(Stored records)

##########

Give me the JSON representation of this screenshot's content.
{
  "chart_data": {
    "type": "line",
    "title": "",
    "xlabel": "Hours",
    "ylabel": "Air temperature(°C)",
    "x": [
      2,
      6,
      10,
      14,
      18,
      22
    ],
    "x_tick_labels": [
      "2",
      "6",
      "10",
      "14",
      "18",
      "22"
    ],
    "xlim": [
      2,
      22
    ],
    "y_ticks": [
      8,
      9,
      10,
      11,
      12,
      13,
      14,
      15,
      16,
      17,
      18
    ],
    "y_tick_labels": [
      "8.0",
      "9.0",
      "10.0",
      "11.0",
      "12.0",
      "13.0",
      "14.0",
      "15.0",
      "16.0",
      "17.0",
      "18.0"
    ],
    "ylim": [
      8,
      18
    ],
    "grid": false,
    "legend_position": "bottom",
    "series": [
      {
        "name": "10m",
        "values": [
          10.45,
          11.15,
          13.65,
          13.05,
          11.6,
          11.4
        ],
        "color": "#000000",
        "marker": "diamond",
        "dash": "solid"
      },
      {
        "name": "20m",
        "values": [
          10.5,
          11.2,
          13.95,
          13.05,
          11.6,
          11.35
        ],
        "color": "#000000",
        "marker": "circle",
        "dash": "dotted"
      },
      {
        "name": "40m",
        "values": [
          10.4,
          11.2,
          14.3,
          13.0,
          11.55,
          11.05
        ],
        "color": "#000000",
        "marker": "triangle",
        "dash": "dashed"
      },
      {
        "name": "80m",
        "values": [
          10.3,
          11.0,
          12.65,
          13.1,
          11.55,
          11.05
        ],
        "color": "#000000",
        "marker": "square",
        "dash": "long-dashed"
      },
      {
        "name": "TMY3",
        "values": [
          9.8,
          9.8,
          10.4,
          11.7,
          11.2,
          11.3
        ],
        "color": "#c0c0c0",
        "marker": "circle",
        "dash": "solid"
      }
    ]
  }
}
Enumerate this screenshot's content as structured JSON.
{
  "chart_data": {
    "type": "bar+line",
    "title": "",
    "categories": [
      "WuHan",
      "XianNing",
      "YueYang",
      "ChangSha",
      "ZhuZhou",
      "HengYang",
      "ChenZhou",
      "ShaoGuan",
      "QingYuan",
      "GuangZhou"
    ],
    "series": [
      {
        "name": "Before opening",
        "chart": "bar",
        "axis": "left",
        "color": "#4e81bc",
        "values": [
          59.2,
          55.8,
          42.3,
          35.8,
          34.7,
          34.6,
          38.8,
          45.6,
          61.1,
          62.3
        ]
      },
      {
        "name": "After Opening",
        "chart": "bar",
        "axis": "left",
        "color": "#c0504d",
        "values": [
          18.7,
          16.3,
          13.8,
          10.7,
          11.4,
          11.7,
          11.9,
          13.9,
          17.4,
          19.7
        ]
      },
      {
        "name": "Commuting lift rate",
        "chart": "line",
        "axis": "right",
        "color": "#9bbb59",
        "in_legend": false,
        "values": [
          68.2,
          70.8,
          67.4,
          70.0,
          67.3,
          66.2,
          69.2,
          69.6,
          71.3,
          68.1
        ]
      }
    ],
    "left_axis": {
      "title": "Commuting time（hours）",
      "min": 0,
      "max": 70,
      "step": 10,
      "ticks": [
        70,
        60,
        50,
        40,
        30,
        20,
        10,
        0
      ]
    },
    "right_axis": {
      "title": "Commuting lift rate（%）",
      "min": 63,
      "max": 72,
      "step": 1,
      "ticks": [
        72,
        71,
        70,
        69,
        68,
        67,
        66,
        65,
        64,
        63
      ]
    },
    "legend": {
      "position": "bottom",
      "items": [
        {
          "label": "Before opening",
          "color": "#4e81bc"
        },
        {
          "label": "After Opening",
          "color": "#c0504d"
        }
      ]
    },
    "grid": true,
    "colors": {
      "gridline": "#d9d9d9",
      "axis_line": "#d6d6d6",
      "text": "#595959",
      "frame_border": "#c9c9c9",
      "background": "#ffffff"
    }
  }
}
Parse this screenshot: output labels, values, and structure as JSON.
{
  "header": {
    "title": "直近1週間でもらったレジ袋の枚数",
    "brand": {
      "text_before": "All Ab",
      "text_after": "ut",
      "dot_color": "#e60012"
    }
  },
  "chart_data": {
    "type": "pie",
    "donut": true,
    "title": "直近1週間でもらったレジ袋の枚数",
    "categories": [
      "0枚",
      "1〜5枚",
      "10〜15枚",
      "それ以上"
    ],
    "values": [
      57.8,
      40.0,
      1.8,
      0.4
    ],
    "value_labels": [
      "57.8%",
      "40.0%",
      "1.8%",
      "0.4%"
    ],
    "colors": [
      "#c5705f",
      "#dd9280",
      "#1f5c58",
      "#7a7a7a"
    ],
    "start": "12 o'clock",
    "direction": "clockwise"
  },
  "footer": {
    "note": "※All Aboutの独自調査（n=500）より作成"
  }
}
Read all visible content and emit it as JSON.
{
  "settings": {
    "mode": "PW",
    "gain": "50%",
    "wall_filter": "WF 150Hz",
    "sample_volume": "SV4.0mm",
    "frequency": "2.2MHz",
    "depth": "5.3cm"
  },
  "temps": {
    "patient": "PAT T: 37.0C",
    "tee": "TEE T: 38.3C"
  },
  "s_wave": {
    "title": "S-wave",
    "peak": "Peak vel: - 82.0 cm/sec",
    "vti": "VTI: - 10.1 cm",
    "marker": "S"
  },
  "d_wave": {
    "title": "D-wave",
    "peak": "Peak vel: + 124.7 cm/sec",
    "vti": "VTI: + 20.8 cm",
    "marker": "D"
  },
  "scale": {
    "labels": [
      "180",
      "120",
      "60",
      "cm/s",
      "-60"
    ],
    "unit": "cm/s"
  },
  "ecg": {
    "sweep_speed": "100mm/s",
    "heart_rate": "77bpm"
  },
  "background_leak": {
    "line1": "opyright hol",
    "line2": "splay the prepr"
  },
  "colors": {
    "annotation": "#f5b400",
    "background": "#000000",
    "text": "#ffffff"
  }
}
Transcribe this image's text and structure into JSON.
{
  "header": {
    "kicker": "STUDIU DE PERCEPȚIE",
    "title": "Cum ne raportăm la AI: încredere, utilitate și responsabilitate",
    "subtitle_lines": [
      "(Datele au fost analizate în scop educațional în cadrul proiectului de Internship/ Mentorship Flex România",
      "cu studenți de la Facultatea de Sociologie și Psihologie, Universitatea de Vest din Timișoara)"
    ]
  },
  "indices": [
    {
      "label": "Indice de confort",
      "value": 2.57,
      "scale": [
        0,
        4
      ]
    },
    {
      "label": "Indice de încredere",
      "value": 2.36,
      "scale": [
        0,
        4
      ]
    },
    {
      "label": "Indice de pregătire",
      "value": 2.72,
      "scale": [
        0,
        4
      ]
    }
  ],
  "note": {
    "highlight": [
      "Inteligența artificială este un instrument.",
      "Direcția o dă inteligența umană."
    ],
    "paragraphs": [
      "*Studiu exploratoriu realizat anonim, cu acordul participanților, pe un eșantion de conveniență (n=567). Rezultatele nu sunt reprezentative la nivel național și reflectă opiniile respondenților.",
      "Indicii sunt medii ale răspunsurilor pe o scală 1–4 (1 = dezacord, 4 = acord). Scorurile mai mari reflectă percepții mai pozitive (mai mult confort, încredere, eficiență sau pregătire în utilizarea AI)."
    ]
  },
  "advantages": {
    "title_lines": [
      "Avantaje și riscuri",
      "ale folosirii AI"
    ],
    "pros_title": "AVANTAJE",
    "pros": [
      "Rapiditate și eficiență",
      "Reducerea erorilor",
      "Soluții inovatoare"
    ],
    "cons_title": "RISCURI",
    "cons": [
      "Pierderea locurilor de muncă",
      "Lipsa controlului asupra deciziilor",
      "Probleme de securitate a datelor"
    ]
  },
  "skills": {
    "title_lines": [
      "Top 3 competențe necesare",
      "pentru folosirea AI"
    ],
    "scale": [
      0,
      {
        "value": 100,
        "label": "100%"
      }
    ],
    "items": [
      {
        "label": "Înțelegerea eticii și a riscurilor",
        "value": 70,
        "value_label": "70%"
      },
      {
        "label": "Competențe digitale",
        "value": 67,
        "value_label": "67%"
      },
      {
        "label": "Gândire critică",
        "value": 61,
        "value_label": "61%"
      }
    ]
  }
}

##########

TASK TO COMPLETE
Note each line of the entries that has "confort" in it, and copy those lines.

CORRECT RESPONSE
      "label": "Indice de confort",
      "Indicii sunt medii ale răspunsurilor pe o scală 1–4 (1 = dezacord, 4 = acord). Scorurile mai mari reflectă percepții mai pozitive (mai mult confort, încredere, eficiență sau pregătire în utilizarea AI)."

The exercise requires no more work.